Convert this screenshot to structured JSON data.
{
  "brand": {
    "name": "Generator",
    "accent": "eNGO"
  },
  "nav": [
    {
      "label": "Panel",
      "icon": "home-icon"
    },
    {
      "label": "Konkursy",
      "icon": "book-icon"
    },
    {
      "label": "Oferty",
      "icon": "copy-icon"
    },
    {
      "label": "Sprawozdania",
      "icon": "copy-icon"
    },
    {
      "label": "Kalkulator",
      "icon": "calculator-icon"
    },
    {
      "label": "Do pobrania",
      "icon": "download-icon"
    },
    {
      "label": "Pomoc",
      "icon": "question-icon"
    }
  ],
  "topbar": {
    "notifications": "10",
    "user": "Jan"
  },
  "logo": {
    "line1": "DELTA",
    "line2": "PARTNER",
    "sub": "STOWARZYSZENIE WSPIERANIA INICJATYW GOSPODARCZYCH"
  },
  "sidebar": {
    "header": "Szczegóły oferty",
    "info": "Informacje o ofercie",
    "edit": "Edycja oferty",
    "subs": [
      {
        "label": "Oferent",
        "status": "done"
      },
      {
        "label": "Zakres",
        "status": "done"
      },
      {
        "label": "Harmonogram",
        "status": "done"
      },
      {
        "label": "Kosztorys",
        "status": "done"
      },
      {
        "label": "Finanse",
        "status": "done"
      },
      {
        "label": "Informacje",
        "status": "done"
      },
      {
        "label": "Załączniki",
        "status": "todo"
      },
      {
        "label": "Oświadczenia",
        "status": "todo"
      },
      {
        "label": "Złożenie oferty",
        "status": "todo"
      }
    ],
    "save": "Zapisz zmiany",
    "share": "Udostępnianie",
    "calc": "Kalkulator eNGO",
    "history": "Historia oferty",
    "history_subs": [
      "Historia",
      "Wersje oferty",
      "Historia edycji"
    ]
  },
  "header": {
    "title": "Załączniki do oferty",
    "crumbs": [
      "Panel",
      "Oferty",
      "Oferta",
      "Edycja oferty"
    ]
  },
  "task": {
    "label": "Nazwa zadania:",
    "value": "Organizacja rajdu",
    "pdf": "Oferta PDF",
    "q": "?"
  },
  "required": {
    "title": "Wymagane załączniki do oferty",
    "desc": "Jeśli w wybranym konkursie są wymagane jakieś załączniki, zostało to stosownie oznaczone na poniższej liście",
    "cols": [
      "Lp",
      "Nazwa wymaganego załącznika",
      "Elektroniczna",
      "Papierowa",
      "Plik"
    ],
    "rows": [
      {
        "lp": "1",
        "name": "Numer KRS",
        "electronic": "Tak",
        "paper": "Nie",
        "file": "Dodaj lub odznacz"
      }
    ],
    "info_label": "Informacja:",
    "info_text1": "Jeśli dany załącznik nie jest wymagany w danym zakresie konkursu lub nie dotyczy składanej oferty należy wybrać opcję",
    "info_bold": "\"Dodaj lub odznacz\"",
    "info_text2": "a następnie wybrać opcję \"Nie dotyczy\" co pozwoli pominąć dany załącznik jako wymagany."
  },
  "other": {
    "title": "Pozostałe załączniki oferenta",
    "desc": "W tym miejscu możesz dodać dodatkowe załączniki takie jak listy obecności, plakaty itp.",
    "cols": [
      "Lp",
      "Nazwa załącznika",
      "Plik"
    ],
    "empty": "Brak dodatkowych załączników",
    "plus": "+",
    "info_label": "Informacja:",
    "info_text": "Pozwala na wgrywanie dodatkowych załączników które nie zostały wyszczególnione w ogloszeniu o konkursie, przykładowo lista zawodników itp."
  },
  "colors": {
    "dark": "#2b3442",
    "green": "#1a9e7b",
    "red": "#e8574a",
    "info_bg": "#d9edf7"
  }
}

──────

• _What the task asks_
Copy out the full material exactly as it appears.

• _Output below_
Convert this screenshot to structured JSON data.
{
  "brand": {
    "name": "Generator",
    "accent": "eNGO"
  },
  "nav": [
    {
      "label": "Panel",
      "icon": "home-icon"
    },
    {
      "label": "Konkursy",
      "icon": "book-icon"
    },
    {
      "label": "Oferty",
      "icon": "copy-icon"
    },
    {
      "label": "Sprawozdania",
      "icon": "copy-icon"
    },
    {
      "label": "Kalkulator",
      "icon": "calculator-icon"
    },
    {
      "label": "Do pobrania",
      "icon": "download-icon"
    },
    {
      "label": "Pomoc",
      "icon": "question-icon"
    }
  ],
  "topbar": {
    "notifications": "10",
    "user": "Jan"
  },
  "logo": {
    "line1": "DELTA",
    "line2": "PARTNER",
    "sub": "STOWARZYSZENIE WSPIERANIA INICJATYW GOSPODARCZYCH"
  },
  "sidebar": {
    "header": "Szczegóły oferty",
    "info": "Informacje o ofercie",
    "edit": "Edycja oferty",
    "subs": [
      {
        "label": "Oferent",
        "status": "done"
      },
      {
        "label": "Zakres",
        "status": "done"
      },
      {
        "label": "Harmonogram",
        "status": "done"
      },
      {
        "label": "Kosztorys",
        "status": "done"
      },
      {
        "label": "Finanse",
        "status": "done"
      },
      {
        "label": "Informacje",
        "status": "done"
      },
      {
        "label": "Załączniki",
        "status": "todo"
      },
      {
        "label": "Oświadczenia",
        "status": "todo"
      },
      {
        "label": "Złożenie oferty",
        "status": "todo"
      }
    ],
    "save": "Zapisz zmiany",
    "share": "Udostępnianie",
    "calc": "Kalkulator eNGO",
    "history": "Historia oferty",
    "history_subs": [
      "Historia",
      "Wersje oferty",
      "Historia edycji"
    ]
  },
  "header": {
    "title": "Załączniki do oferty",
    "crumbs": [
      "Panel",
      "Oferty",
      "Oferta",
      "Edycja oferty"
    ]
  },
  "task": {
    "label": "Nazwa zadania:",
    "value": "Organizacja rajdu",
    "pdf": "Oferta PDF",
    "q": "?"
  },
  "required": {
    "title": "Wymagane załączniki do oferty",
    "desc": "Jeśli w wybranym konkursie są wymagane jakieś załączniki, zostało to stosownie oznaczone na poniższej liście",
    "cols": [
      "Lp",
      "Nazwa wymaganego załącznika",
      "Elektroniczna",
      "Papierowa",
      "Plik"
    ],
    "rows": [
      {
        "lp": "1",
        "name": "Numer KRS",
        "electronic": "Tak",
        "paper": "Nie",
        "file": "Dodaj lub odznacz"
      }
    ],
    "info_label": "Informacja:",
    "info_text1": "Jeśli dany załącznik nie jest wymagany w danym zakresie konkursu lub nie dotyczy składanej oferty należy wybrać opcję",
    "info_bold": "\"Dodaj lub odznacz\"",
    "info_text2": "a następnie wybrać opcję \"Nie dotyczy\" co pozwoli pominąć dany załącznik jako wymagany."
  },
  "other": {
    "title": "Pozostałe załączniki oferenta",
    "desc": "W tym miejscu możesz dodać dodatkowe załączniki takie jak listy obecności, plakaty itp.",
    "cols": [
      "Lp",
      "Nazwa załącznika",
      "Plik"
    ],
    "empty": "Brak dodatkowych załączników",
    "plus": "+",
    "info_label": "Informacja:",
    "info_text": "Pozwala na wgrywanie dodatkowych załączników które nie zostały wyszczególnione w ogloszeniu o konkursie, przykładowo lista zawodników itp."
  },
  "colors": {
    "dark": "#2b3442",
    "green": "#1a9e7b",
    "red": "#e8574a",
    "info_bg": "#d9edf7"
  }
}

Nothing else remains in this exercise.